(Items from a data source)
►
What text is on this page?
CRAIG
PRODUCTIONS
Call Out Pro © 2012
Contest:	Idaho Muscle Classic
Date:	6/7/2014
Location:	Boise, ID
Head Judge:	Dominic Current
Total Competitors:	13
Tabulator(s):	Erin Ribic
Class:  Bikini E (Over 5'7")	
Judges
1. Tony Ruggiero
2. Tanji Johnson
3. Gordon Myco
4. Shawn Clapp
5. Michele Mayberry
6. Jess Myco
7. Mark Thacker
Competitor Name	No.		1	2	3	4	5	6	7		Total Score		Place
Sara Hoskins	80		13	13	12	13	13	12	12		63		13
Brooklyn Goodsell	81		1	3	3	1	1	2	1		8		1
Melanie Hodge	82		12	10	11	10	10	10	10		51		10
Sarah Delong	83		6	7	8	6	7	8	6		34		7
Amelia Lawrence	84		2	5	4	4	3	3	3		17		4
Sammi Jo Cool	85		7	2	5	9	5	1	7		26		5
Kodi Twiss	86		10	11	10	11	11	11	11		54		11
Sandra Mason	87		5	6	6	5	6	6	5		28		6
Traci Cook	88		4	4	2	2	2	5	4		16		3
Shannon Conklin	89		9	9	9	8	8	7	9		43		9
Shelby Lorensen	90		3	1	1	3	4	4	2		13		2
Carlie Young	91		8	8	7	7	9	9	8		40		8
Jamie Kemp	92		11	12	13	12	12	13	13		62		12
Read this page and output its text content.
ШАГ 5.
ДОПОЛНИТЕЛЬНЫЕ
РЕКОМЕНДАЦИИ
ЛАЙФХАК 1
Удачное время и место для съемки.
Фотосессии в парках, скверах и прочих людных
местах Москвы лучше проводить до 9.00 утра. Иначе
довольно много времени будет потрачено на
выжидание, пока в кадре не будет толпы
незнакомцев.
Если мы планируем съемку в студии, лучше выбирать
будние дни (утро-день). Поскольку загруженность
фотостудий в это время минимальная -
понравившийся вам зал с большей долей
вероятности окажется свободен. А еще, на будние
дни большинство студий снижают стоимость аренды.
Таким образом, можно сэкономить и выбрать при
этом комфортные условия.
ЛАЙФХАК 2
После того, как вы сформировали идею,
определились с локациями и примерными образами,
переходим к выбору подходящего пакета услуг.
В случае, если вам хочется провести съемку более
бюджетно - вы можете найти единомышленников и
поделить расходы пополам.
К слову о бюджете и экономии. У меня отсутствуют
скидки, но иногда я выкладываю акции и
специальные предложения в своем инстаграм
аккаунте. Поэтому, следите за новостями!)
◄
Quote, word for word, every line starting at the one that contains "Read this page and output its text content." and ending with the final line of the entries.

| RESULT BELOW |
Read this page and output its text content.
ШАГ 5.
ДОПОЛНИТЕЛЬНЫЕ
РЕКОМЕНДАЦИИ
ЛАЙФХАК 1
Удачное время и место для съемки.
Фотосессии в парках, скверах и прочих людных
местах Москвы лучше проводить до 9.00 утра. Иначе
довольно много времени будет потрачено на
выжидание, пока в кадре не будет толпы
незнакомцев.
Если мы планируем съемку в студии, лучше выбирать
будние дни (утро-день). Поскольку загруженность
фотостудий в это время минимальная -
понравившийся вам зал с большей долей
вероятности окажется свободен. А еще, на будние
дни большинство студий снижают стоимость аренды.
Таким образом, можно сэкономить и выбрать при
этом комфортные условия.
ЛАЙФХАК 2
После того, как вы сформировали идею,
определились с локациями и примерными образами,
переходим к выбору подходящего пакета услуг.
В случае, если вам хочется провести съемку более
бюджетно - вы можете найти единомышленников и
поделить расходы пополам.
К слову о бюджете и экономии. У меня отсутствуют
скидки, но иногда я выкладываю акции и
специальные предложения в своем инстаграм
аккаунте. Поэтому, следите за новостями!)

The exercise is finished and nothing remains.